### WHAT NEEDS TO BE DONE
Each line that holds the word "Williams" is to be identified and copied.

'''

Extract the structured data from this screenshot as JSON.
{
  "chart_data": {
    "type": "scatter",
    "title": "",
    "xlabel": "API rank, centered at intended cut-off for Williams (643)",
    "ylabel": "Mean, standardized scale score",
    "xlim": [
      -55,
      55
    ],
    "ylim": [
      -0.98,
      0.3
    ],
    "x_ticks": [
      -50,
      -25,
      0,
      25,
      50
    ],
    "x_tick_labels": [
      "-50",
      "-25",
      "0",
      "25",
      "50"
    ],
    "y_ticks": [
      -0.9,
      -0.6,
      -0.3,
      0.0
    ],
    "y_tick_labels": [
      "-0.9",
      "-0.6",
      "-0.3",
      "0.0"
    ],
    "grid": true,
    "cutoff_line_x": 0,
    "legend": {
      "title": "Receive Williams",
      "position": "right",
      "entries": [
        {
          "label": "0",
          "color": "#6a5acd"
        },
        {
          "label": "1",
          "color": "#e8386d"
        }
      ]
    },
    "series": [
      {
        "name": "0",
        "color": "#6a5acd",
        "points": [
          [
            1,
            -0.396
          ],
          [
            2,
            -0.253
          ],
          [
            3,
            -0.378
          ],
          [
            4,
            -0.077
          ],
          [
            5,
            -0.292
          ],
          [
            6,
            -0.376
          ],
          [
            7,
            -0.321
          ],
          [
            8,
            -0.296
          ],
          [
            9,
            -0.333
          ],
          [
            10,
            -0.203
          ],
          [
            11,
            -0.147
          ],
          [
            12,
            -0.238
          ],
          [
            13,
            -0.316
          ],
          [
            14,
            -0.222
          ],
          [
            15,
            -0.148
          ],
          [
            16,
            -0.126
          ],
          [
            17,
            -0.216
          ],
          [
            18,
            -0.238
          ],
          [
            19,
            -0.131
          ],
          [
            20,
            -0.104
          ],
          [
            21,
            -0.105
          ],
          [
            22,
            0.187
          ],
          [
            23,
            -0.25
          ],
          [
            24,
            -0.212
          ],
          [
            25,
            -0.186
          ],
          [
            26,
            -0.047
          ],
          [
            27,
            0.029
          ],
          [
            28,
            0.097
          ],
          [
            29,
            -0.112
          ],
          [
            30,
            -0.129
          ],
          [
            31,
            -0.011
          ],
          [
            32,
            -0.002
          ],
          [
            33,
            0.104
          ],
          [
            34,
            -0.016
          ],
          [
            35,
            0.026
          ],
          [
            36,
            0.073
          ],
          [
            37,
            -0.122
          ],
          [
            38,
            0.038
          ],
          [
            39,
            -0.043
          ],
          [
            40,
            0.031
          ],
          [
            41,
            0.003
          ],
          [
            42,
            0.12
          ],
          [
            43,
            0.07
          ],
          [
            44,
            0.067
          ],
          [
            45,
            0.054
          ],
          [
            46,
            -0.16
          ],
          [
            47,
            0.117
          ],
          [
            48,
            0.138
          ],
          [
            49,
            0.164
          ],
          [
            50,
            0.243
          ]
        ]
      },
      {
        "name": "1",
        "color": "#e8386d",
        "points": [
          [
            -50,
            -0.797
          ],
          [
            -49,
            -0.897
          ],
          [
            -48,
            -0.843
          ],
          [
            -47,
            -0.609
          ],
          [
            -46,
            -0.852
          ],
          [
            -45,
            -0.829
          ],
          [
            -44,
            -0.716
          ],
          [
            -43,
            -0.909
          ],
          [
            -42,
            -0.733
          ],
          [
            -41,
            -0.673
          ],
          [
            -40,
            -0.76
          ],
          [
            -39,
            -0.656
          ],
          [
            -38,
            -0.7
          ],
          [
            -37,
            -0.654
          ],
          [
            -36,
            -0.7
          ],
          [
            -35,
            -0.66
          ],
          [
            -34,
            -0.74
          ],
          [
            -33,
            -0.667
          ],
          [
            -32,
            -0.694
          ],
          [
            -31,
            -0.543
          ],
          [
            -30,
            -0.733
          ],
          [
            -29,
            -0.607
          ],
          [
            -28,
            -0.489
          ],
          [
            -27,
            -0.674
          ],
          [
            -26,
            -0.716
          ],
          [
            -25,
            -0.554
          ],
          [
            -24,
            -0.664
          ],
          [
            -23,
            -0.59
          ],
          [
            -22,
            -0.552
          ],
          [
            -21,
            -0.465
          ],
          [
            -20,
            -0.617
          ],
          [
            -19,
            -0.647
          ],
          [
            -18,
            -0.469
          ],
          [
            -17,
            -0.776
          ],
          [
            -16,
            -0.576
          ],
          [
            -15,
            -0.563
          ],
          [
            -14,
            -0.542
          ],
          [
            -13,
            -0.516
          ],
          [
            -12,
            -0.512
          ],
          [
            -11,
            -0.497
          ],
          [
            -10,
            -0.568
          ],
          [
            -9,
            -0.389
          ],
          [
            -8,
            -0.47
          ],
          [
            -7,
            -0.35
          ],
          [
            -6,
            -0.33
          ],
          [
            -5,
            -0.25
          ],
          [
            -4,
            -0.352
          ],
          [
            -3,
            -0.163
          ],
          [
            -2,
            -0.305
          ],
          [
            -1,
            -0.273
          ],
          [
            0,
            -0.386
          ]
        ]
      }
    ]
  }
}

'''

### FULL SOLUTION
    "xlabel": "API rank, centered at intended cut-off for Williams (643)",
      "title": "Receive Williams",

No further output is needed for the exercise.